Task: Repeat exactly each line of the data provided below.

Data excerpts:
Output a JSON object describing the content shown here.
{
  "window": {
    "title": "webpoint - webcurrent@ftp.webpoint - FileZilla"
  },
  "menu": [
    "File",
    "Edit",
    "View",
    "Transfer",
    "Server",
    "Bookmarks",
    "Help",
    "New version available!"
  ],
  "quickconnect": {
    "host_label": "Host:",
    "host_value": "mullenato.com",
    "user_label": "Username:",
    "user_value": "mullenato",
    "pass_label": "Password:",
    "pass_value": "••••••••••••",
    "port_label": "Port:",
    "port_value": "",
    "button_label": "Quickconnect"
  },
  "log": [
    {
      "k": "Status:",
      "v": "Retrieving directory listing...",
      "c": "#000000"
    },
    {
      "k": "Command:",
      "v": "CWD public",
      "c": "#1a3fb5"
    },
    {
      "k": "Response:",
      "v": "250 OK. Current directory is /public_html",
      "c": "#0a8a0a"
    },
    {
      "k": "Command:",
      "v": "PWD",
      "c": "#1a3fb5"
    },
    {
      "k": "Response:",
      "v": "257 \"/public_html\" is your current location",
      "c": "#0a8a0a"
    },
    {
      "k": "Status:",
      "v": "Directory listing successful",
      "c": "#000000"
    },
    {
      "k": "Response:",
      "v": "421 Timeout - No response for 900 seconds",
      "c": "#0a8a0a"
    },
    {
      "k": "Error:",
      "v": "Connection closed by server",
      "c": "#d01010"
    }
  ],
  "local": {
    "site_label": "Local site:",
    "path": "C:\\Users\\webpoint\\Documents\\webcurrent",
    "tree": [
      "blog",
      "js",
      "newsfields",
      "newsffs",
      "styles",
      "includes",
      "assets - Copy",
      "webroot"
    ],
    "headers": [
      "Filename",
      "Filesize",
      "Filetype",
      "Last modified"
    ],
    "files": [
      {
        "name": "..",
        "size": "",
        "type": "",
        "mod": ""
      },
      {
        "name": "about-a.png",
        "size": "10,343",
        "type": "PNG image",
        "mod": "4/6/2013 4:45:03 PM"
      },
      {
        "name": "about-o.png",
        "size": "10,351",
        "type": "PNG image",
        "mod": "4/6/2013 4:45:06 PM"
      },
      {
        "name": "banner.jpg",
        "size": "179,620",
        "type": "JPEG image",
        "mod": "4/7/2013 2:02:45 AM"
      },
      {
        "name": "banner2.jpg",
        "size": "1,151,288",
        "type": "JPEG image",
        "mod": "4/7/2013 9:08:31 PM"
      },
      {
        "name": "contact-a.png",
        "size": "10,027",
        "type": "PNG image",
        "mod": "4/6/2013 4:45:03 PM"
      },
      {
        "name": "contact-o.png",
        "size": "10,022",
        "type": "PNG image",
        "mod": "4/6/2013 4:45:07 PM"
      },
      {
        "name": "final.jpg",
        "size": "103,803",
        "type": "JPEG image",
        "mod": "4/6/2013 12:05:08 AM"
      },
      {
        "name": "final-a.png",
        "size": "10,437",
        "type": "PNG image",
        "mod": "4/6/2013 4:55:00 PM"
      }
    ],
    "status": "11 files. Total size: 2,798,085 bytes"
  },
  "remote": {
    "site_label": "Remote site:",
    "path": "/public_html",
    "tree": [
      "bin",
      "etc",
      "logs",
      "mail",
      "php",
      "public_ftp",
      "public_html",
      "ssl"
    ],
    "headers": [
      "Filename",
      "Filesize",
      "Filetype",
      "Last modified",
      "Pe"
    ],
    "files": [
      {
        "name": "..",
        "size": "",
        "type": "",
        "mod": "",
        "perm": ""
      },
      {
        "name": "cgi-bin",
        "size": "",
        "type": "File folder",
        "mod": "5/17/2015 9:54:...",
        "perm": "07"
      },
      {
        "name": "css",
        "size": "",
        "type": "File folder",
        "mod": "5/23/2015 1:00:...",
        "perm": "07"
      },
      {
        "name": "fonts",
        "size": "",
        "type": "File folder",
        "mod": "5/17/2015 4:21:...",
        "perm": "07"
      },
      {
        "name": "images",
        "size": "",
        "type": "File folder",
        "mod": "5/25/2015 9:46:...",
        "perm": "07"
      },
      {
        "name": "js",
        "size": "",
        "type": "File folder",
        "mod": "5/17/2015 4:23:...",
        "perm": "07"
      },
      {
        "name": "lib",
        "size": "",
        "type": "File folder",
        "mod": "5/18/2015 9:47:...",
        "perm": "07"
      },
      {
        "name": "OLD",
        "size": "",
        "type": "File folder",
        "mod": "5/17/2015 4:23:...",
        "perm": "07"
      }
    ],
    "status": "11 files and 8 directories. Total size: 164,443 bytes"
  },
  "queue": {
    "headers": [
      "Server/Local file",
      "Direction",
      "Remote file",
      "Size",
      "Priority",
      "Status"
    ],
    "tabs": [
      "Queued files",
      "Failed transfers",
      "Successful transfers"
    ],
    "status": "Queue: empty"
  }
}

The result:
Output a JSON object describing the content shown here.
{
  "window": {
    "title": "webpoint - webcurrent@ftp.webpoint - FileZilla"
  },
  "menu": [
    "File",
    "Edit",
    "View",
    "Transfer",
    "Server",
    "Bookmarks",
    "Help",
    "New version available!"
  ],
  "quickconnect": {
    "host_label": "Host:",
    "host_value": "mullenato.com",
    "user_label": "Username:",
    "user_value": "mullenato",
    "pass_label": "Password:",
    "pass_value": "••••••••••••",
    "port_label": "Port:",
    "port_value": "",
    "button_label": "Quickconnect"
  },
  "log": [
    {
      "k": "Status:",
      "v": "Retrieving directory listing...",
      "c": "#000000"
    },
    {
      "k": "Command:",
      "v": "CWD public",
      "c": "#1a3fb5"
    },
    {
      "k": "Response:",
      "v": "250 OK. Current directory is /public_html",
      "c": "#0a8a0a"
    },
    {
      "k": "Command:",
      "v": "PWD",
      "c": "#1a3fb5"
    },
    {
      "k": "Response:",
      "v": "257 \"/public_html\" is your current location",
      "c": "#0a8a0a"
    },
    {
      "k": "Status:",
      "v": "Directory listing successful",
      "c": "#000000"
    },
    {
      "k": "Response:",
      "v": "421 Timeout - No response for 900 seconds",
      "c": "#0a8a0a"
    },
    {
      "k": "Error:",
      "v": "Connection closed by server",
      "c": "#d01010"
    }
  ],
  "local": {
    "site_label": "Local site:",
    "path": "C:\\Users\\webpoint\\Documents\\webcurrent",
    "tree": [
      "blog",
      "js",
      "newsfields",
      "newsffs",
      "styles",
      "includes",
      "assets - Copy",
      "webroot"
    ],
    "headers": [
      "Filename",
      "Filesize",
      "Filetype",
      "Last modified"
    ],
    "files": [
      {
        "name": "..",
        "size": "",
        "type": "",
        "mod": ""
      },
      {
        "name": "about-a.png",
        "size": "10,343",
        "type": "PNG image",
        "mod": "4/6/2013 4:45:03 PM"
      },
      {
        "name": "about-o.png",
        "size": "10,351",
        "type": "PNG image",
        "mod": "4/6/2013 4:45:06 PM"
      },
      {
        "name": "banner.jpg",
        "size": "179,620",
        "type": "JPEG image",
        "mod": "4/7/2013 2:02:45 AM"
      },
      {
        "name": "banner2.jpg",
        "size": "1,151,288",
        "type": "JPEG image",
        "mod": "4/7/2013 9:08:31 PM"
      },
      {
        "name": "contact-a.png",
        "size": "10,027",
        "type": "PNG image",
        "mod": "4/6/2013 4:45:03 PM"
      },
      {
        "name": "contact-o.png",
        "size": "10,022",
        "type": "PNG image",
        "mod": "4/6/2013 4:45:07 PM"
      },
      {
        "name": "final.jpg",
        "size": "103,803",
        "type": "JPEG image",
        "mod": "4/6/2013 12:05:08 AM"
      },
      {
        "name": "final-a.png",
        "size": "10,437",
        "type": "PNG image",
        "mod": "4/6/2013 4:55:00 PM"
      }
    ],
    "status": "11 files. Total size: 2,798,085 bytes"
  },
  "remote": {
    "site_label": "Remote site:",
    "path": "/public_html",
    "tree": [
      "bin",
      "etc",
      "logs",
      "mail",
      "php",
      "public_ftp",
      "public_html",
      "ssl"
    ],
    "headers": [
      "Filename",
      "Filesize",
      "Filetype",
      "Last modified",
      "Pe"
    ],
    "files": [
      {
        "name": "..",
        "size": "",
        "type": "",
        "mod": "",
        "perm": ""
      },
      {
        "name": "cgi-bin",
        "size": "",
        "type": "File folder",
        "mod": "5/17/2015 9:54:...",
        "perm": "07"
      },
      {
        "name": "css",
        "size": "",
        "type": "File folder",
        "mod": "5/23/2015 1:00:...",
        "perm": "07"
      },
      {
        "name": "fonts",
        "size": "",
        "type": "File folder",
        "mod": "5/17/2015 4:21:...",
        "perm": "07"
      },
      {
        "name": "images",
        "size": "",
        "type": "File folder",
        "mod": "5/25/2015 9:46:...",
        "perm": "07"
      },
      {
        "name": "js",
        "size": "",
        "type": "File folder",
        "mod": "5/17/2015 4:23:...",
        "perm": "07"
      },
      {
        "name": "lib",
        "size": "",
        "type": "File folder",
        "mod": "5/18/2015 9:47:...",
        "perm": "07"
      },
      {
        "name": "OLD",
        "size": "",
        "type": "File folder",
        "mod": "5/17/2015 4:23:...",
        "perm": "07"
      }
    ],
    "status": "11 files and 8 directories. Total size: 164,443 bytes"
  },
  "queue": {
    "headers": [
      "Server/Local file",
      "Direction",
      "Remote file",
      "Size",
      "Priority",
      "Status"
    ],
    "tabs": [
      "Queued files",
      "Failed transfers",
      "Successful transfers"
    ],
    "status": "Queue: empty"
  }
}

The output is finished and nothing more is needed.